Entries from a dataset
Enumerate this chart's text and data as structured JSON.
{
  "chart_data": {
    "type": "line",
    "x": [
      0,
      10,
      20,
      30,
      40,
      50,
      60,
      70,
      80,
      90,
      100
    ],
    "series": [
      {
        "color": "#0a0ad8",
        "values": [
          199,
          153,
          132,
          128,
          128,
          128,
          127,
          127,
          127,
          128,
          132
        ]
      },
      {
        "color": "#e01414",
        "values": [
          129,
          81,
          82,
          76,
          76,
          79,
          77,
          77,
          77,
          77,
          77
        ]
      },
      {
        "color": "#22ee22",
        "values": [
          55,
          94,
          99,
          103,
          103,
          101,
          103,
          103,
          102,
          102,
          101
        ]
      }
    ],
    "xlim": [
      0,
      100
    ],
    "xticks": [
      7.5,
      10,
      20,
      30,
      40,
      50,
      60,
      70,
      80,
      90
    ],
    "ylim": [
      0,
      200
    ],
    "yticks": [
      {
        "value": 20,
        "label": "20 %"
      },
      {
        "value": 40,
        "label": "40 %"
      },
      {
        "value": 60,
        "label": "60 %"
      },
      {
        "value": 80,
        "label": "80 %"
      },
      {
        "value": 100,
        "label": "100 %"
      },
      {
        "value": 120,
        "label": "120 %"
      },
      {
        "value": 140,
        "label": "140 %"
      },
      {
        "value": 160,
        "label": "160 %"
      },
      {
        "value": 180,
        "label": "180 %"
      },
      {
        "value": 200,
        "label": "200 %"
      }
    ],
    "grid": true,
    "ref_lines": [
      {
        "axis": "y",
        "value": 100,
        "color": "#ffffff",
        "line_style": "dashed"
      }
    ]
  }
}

● **STATED GOAL**: Find how many lines hold the string "label", and state that number alone.

● **EXERCISE RESPONSE**: 10